Find the lines holding the string "bilen" in the data, then copy all of them.

-- BEGIN Data supplied --

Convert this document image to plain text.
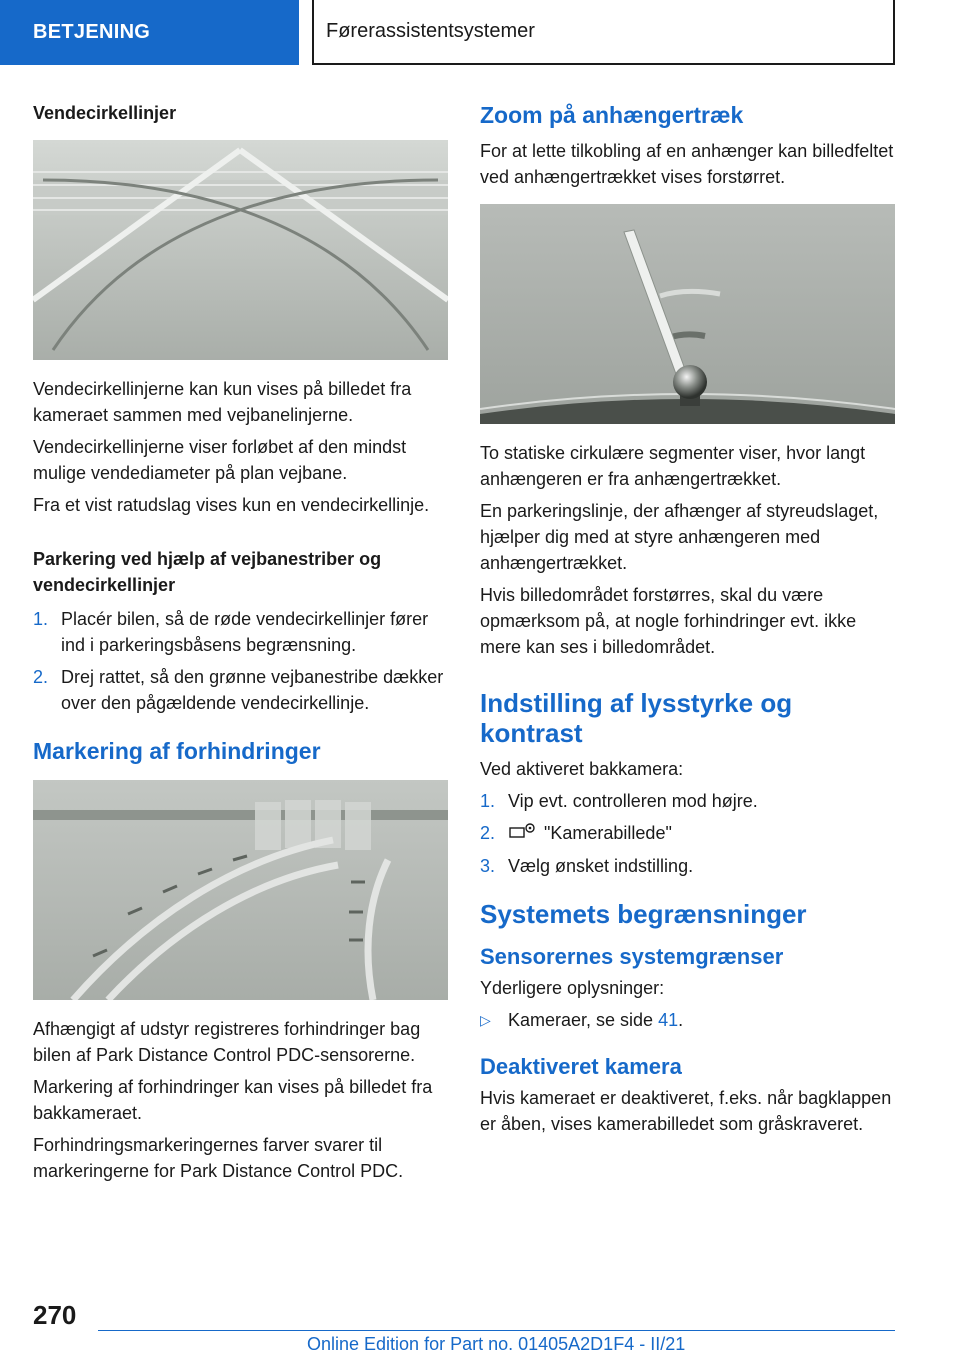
BETJENING	Førerassistentsystemer
Vendecirkellinjer

Vendecirkellinjerne kan kun vises på billedet fra kameraet sammen med vejbanelinjerne.

Vendecirkellinjerne viser forløbet af den mindst mulige vendediameter på plan vejbane.

Fra et vist ratudslag vises kun en vendecirkellinje.

Parkering ved hjælp af vejbanestriber og vendecirkellinjer
1. Placér bilen, så de røde vendecirkellinjer fører ind i parkeringsbåsens begrænsning.
2. Drej rattet, så den grønne vejbanestribe dækker over den pågældende vendecirkellinje.
Markering af forhindringer

Afhængigt af udstyr registreres forhindringer bag bilen af Park Distance Control PDC-sensorerne.

Markering af forhindringer kan vises på billedet fra bakkameraet.

Forhindringsmarkeringernes farver svarer til markeringerne for Park Distance Control PDC.

Zoom på anhængertræk

For at lette tilkobling af en anhænger kan billedfeltet ved anhængertrækket vises forstørret.

To statiske cirkulære segmenter viser, hvor langt anhængeren er fra anhængertrækket.

En parkeringslinje, der afhænger af styreudslaget, hjælper dig med at styre anhængeren med anhængertrækket.

Hvis billedområdet forstørres, skal du være opmærksom på, at nogle forhindringer evt. ikke mere kan ses i billedområdet.

Indstilling af lysstyrke og kontrast

Ved aktiveret bakkamera:

1. Vip evt. controlleren mod højre.
2.	"Kamerabillede"
3. Vælg ønsket indstilling.
Systemets begrænsninger
Sensorernes systemgrænser

Yderligere oplysninger:

▷ Kameraer, se side 41.
Deaktiveret kamera

Hvis kameraet er deaktiveret, f.eks. når bagklappen er åben, vises kamerabilledet som gråskraveret.

270
Online Edition for Part no. 01405A2D1F4 - II/21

-- END Data supplied --

**Result of the task**
1. Placér bilen, så de røde vendecirkellinjer fører ind i parkeringsbåsens begrænsning.
Afhængigt af udstyr registreres forhindringer bag bilen af Park Distance Control PDC-sensorerne.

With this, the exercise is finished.